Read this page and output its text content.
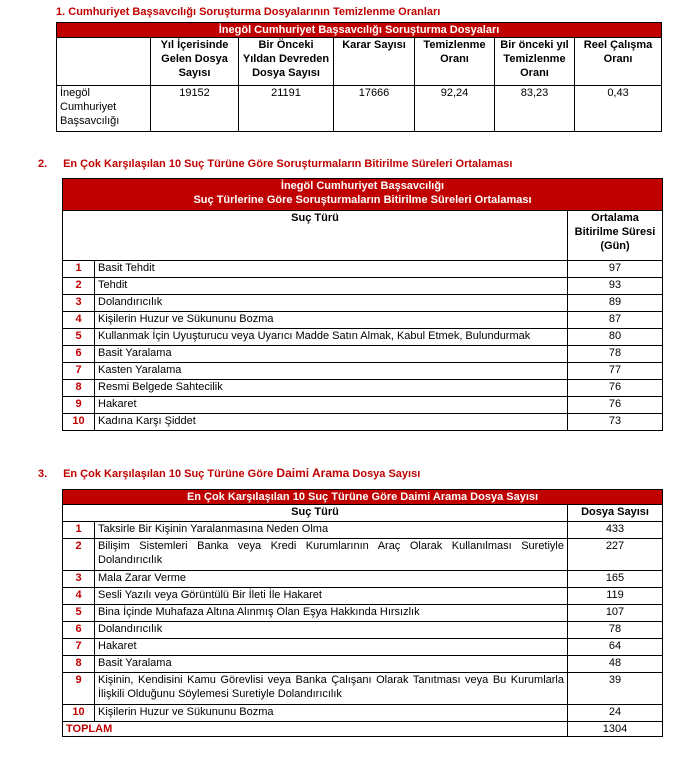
1. Cumhuriyet Başsavcılığı Soruşturma Dosyalarının Temizlenme Oranları
İnegöl Cumhuriyet Başsavcılığı Soruşturma Dosyaları						
	Yıl İçerisinde Gelen Dosya Sayısı	Bir Önceki Yıldan Devreden Dosya Sayısı	Karar Sayısı	Temizlenme Oranı	Bir önceki yıl Temizlenme Oranı	Reel Çalışma Oranı
İnegöl Cumhuriyet Başsavcılığı	19152	21191	17666	92,24	83,23	0,43
2. En Çok Karşılaşılan 10 Suç Türüne Göre Soruşturmaların Bitirilme Süreleri Ortalaması
İnegöl Cumhuriyet Başsavcılığı
Suç Türlerine Göre Soruşturmaların Bitirilme Süreleri Ortalaması		

Suç Türü		Ortalama Bitirilme Süresi (Gün)
1	Basit Tehdit	97
2	Tehdit	93
3	Dolandırıcılık	89
4	Kişilerin Huzur ve Sükununu Bozma	87
5	Kullanmak İçin Uyuşturucu veya Uyarıcı Madde Satın Almak, Kabul Etmek, Bulundurmak	80
6	Basit Yaralama	78
7	Kasten Yaralama	77
8	Resmi Belgede Sahtecilik	76
9	Hakaret	76
10	Kadına Karşı Şiddet	73
3. En Çok Karşılaşılan 10 Suç Türüne Göre Daimi Arama Dosya Sayısı
En Çok Karşılaşılan 10 Suç Türüne Göre Daimi Arama Dosya Sayısı		
Suç Türü		Dosya Sayısı
1	Taksirle Bir Kişinin Yaralanmasına Neden Olma	433
2	Bilişim Sistemleri Banka veya Kredi Kurumlarının Araç Olarak Kullanılması Suretiyle Dolandırıcılık	227
3	Mala Zarar Verme	165
4	Sesli Yazılı veya Görüntülü Bir İleti İle Hakaret	119
5	Bina İçinde Muhafaza Altına Alınmış Olan Eşya Hakkında Hırsızlık	107
6	Dolandırıcılık	78
7	Hakaret	64
8	Basit Yaralama	48
9	Kişinin, Kendisini Kamu Görevlisi veya Banka Çalışanı Olarak Tanıtması veya Bu Kurumlarla İlişkili Olduğunu Söylemesi Suretiyle Dolandırıcılık	39
10	Kişilerin Huzur ve Sükununu Bozma	24
TOPLAM		1304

Task directions
Only lines holding the string "Soruşturmaların" are wanted; gather each one from the entries above.

Right answer
2. En Çok Karşılaşılan 10 Suç Türüne Göre Soruşturmaların Bitirilme Süreleri Ortalaması
Suç Türlerine Göre Soruşturmaların Bitirilme Süreleri Ortalaması		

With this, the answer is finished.